Selected excerpt ::
%%
The lymphatic network comprises vessels, lymph nodes and organs that circulate and filter lymph – a biological fluid derived from blood – throughout the body. The lymphatic network is essential for the functioning of the immune system and protects against infection by acting as a filter.

When the lymphatic vessels are blocked or damaged, lymph fluid accumulates in the tissues and their quality gradually changes, which can lead to swelling, heaviness, pain or recurrent infections in the affected limb. This is known as lymphoedema. At an advanced stage of the disease, the mobility of the limb may even be impaired. These symptoms have a major impact on patients’ quality of life.

Lymphoedema can occur spontaneously or, more often, as a result of a traumatic injury (usually surgery), a serious infection or after treatment for breast cancer, for example, where lymph nodes or a lymphatic passageway have had to be removed.


Microsurgical techniques to relieve patients

Conservative treatments, such as manual lymph drainage by physiotherapists or the wearing of compression stockings, relieve the affected limbs without treating the cause of the disease. A number of surgical treatments are also available at different stages of the disease to relieve patients, in addition to conservative treatments.

The Department of Plastic and Hand Surgery at the CHUV specialises in lymphatic reconstruction. In particular, lymphoveinous anastomoses allow lymphatic vessels to be sutured directly to small veins to promote the evacuation of lymph from tissues. Microsurgery and supramicrosurgery techniques even make it possible to suture tiny vessels (up to 0.5 mm in diameter).

For more advanced stages of the disease, lymph node transplantation provides more effective results, as the lymph nodes are transplanted into the weakened lymphatic zone and connected – with the help of a microscope – to the arteries and veins of the affected limb in order to be revascularised. “Supplied with blood, the lymph nodes act like sponges and evacuate the lymph while producing vascular growth factors that will recreate a new lymphatic network,” explains Prof. Pietro Di Summa, assistant physician and surgeon in the Department of Plastic and Hand Surgery at the CHUV. “Laparoscopic harvesting of the lymph nodes around the stomach is a minimally invasive technique that uses a small incision to reduce the opening of the abdomen, thereby reducing the risk of surgical complications and promoting rapid recovery,” explains Dr Emilie Uldry, associate physician and surgeon in the Department of Visceral Surgery.


World first: CHUV tests an implantable artificial lymphatic vessel

The CHUV’s Angiology Department, which specialises in treating patients with disorders of the veins, arteries, lymphatic vessels and microcirculation, is currently conducting the Lymphopilot clinical study to assess the safety and feasibility of a new implantable device for relieving and treating lymphoedema. The study was conducted on women who had lymphoedema in one arm following breast cancer surgery.

It’s a device implanted under the skin, a sort of artificial drain with a hole in it, which works in place of the lymphatic vessel that is damaged or absent in the patient and drains the lymph using a small automatic pump operated from the outside,” explains Professor Lucia Mazzolai, Head of the Heart and Vessels Department at the CHUV. This medical device, implanted in the arm, is light and painless, and provides daily relief for people suffering from lymphoedema”.

The study started in June 2021 and will finish in October with very good preliminary results that were presented at the European Congress of Vascular Medicine in Milan in mid-October. “Demonstrating the safety of the device through this first clinical study was the first step we needed to take. We can now start the study that will validate the device’s efficacy and apply it to different types of lymphoedema,” enthuses Prof Mazzolai.
%%
Entries shown ::
%%
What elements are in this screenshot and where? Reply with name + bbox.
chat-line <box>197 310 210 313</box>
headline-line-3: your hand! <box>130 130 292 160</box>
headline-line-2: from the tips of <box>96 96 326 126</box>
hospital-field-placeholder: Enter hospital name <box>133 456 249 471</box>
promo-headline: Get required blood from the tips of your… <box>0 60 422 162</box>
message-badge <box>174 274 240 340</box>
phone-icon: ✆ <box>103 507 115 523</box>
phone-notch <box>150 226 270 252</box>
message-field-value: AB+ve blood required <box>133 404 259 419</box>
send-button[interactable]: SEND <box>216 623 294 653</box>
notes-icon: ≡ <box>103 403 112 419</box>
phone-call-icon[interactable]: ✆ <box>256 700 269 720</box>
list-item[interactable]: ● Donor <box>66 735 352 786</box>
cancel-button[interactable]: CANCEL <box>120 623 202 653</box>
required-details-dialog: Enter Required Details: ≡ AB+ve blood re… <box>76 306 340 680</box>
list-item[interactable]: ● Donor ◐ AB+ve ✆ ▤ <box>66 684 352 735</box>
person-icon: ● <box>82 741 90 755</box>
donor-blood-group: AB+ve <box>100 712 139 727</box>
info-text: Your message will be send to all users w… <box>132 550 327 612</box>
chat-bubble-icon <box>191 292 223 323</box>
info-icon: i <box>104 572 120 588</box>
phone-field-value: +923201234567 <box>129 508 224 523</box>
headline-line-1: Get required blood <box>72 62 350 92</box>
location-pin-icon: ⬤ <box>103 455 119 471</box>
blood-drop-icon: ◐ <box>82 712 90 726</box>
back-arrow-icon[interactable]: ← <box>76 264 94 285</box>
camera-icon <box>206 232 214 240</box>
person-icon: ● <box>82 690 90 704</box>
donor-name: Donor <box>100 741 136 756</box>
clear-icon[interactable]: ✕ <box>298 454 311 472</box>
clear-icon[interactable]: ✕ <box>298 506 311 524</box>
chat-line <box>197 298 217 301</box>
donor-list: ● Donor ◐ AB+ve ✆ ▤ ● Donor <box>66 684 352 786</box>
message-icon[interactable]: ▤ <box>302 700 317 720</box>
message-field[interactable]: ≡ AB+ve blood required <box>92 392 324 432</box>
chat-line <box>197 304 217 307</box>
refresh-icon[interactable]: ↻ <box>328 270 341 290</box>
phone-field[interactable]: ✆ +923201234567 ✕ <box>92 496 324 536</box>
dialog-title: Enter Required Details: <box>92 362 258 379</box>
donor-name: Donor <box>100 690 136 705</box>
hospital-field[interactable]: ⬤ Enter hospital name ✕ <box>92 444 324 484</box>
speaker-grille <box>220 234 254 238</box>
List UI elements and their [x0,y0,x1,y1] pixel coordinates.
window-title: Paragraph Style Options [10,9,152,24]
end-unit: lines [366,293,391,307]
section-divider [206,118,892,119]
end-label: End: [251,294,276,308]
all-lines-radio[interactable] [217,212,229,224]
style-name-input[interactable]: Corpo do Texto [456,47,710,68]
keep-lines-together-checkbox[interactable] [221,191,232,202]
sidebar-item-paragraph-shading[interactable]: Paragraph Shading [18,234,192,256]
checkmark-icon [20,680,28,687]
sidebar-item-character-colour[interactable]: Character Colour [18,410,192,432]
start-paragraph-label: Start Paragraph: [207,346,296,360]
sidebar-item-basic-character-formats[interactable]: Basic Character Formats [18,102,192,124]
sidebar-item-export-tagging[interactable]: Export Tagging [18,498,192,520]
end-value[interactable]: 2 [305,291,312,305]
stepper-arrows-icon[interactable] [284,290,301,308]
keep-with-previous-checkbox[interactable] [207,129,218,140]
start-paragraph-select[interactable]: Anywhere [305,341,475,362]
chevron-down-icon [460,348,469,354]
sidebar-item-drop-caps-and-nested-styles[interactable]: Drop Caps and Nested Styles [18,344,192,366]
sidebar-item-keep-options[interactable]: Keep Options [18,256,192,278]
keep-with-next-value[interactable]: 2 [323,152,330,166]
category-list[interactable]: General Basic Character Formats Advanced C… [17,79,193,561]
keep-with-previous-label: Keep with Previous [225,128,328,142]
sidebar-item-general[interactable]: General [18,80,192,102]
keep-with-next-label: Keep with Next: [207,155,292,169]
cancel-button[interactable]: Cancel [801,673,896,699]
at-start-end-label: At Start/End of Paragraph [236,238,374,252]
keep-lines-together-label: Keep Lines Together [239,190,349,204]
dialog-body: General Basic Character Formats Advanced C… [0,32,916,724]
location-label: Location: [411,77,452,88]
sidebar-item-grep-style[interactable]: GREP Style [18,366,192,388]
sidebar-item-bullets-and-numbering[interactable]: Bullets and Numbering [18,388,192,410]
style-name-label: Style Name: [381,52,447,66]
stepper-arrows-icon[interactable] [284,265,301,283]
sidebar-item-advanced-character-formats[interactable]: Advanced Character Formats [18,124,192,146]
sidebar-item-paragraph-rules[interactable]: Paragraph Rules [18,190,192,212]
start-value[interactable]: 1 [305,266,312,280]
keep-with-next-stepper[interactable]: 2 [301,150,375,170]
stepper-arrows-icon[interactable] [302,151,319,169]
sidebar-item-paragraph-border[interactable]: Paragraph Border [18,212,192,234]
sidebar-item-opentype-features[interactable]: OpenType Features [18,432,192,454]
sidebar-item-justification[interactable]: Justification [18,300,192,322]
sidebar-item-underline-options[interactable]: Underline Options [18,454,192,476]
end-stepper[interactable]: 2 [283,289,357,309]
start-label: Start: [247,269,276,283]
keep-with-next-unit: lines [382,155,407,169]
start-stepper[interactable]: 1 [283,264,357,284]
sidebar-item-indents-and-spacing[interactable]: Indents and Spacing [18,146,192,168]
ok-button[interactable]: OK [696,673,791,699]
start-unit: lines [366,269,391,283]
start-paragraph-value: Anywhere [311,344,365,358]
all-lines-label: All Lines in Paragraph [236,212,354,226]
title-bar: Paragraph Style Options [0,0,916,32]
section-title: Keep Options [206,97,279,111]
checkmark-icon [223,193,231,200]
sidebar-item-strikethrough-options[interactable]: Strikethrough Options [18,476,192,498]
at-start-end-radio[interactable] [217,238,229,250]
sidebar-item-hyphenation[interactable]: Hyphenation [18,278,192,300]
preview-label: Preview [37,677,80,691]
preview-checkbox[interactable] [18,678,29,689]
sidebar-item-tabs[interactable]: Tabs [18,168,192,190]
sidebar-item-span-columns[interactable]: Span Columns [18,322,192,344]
%%
Problem requirements :: Set down the passage on lymphoedema exactly as it appears, from "The study started" up to and including "enthuses Prof Mazzolai.".

Output of the exercise ::
The study started in June 2021 and will finish in October with very good preliminary results that were presented at the European Congress of Vascular Medicine in Milan in mid-October. “Demonstrating the safety of the device through this first clinical study was the first step we needed to take. We can now start the study that will validate the device’s efficacy and apply it to different types of lymphoedema,” enthuses Prof Mazzolai.